EXERCISE GOAL | Would you transcribe the listing that follows, character for character, and omit its images?

<<<<

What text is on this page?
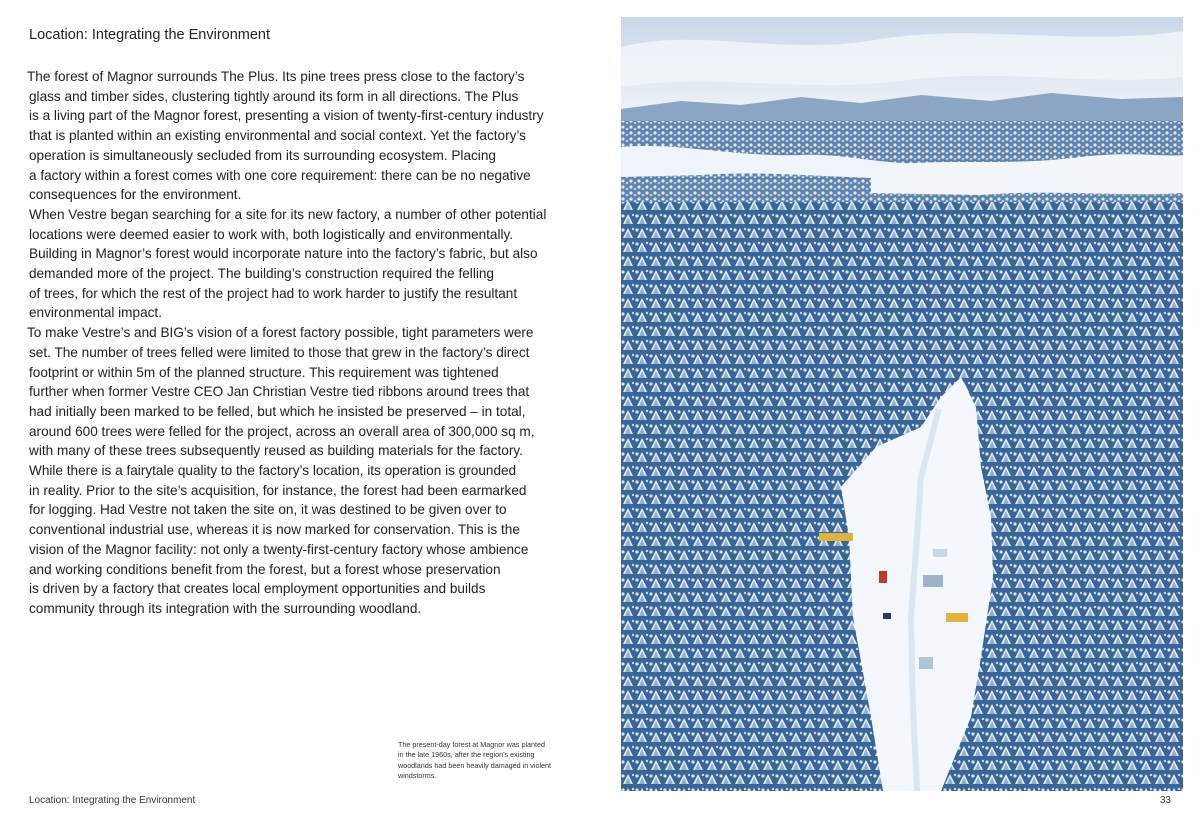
Location: Integrating the Environment

The forest of Magnor surrounds The Plus. Its pine trees press close to the factory’s
glass and timber sides, clustering tightly around its form in all directions. The Plus
is a living part of the Magnor forest, presenting a vision of twenty-first-century industry
that is planted within an existing environmental and social context. Yet the factory’s
operation is simultaneously secluded from its surrounding ecosystem. Placing
a factory within a forest comes with one core requirement: there can be no negative
consequences for the environment.

When Vestre began searching for a site for its new factory, a number of other potential
locations were deemed easier to work with, both logistically and environmentally.
Building in Magnor’s forest would incorporate nature into the factory’s fabric, but also
demanded more of the project. The building’s construction required the felling
of trees, for which the rest of the project had to work harder to justify the resultant
environmental impact.

To make Vestre’s and BIG’s vision of a forest factory possible, tight parameters were
set. The number of trees felled were limited to those that grew in the factory’s direct
footprint or within 5m of the planned structure. This requirement was tightened
further when former Vestre CEO Jan Christian Vestre tied ribbons around trees that
had initially been marked to be felled, but which he insisted be preserved – in total,
around 600 trees were felled for the project, across an overall area of 300,000 sq m,
with many of these trees subsequently reused as building materials for the factory.

While there is a fairytale quality to the factory’s location, its operation is grounded
in reality. Prior to the site’s acquisition, for instance, the forest had been earmarked
for logging. Had Vestre not taken the site on, it was destined to be given over to
conventional industrial use, whereas it is now marked for conservation. This is the
vision of the Magnor facility: not only a twenty-first-century factory whose ambience
and working conditions benefit from the forest, but a forest whose preservation
is driven by a factory that creates local employment opportunities and builds
community through its integration with the surrounding woodland.

The present-day forest at Magnor was planted
in the late 1960s, after the region’s existing
woodlands had been heavily damaged in violent
windstorms.
Location: Integrating the Environment	33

>>>>

SOLUTION TO THIS PROBLEM |
What text is on this page?
Location: Integrating the Environment

The forest of Magnor surrounds The Plus. Its pine trees press close to the factory’s
glass and timber sides, clustering tightly around its form in all directions. The Plus
is a living part of the Magnor forest, presenting a vision of twenty-first-century industry
that is planted within an existing environmental and social context. Yet the factory’s
operation is simultaneously secluded from its surrounding ecosystem. Placing
a factory within a forest comes with one core requirement: there can be no negative
consequences for the environment.

When Vestre began searching for a site for its new factory, a number of other potential
locations were deemed easier to work with, both logistically and environmentally.
Building in Magnor’s forest would incorporate nature into the factory’s fabric, but also
demanded more of the project. The building’s construction required the felling
of trees, for which the rest of the project had to work harder to justify the resultant
environmental impact.

To make Vestre’s and BIG’s vision of a forest factory possible, tight parameters were
set. The number of trees felled were limited to those that grew in the factory’s direct
footprint or within 5m of the planned structure. This requirement was tightened
further when former Vestre CEO Jan Christian Vestre tied ribbons around trees that
had initially been marked to be felled, but which he insisted be preserved – in total,
around 600 trees were felled for the project, across an overall area of 300,000 sq m,
with many of these trees subsequently reused as building materials for the factory.

While there is a fairytale quality to the factory’s location, its operation is grounded
in reality. Prior to the site’s acquisition, for instance, the forest had been earmarked
for logging. Had Vestre not taken the site on, it was destined to be given over to
conventional industrial use, whereas it is now marked for conservation. This is the
vision of the Magnor facility: not only a twenty-first-century factory whose ambience
and working conditions benefit from the forest, but a forest whose preservation
is driven by a factory that creates local employment opportunities and builds
community through its integration with the surrounding woodland.

The present-day forest at Magnor was planted
in the late 1960s, after the region’s existing
woodlands had been heavily damaged in violent
windstorms.
Location: Integrating the Environment	33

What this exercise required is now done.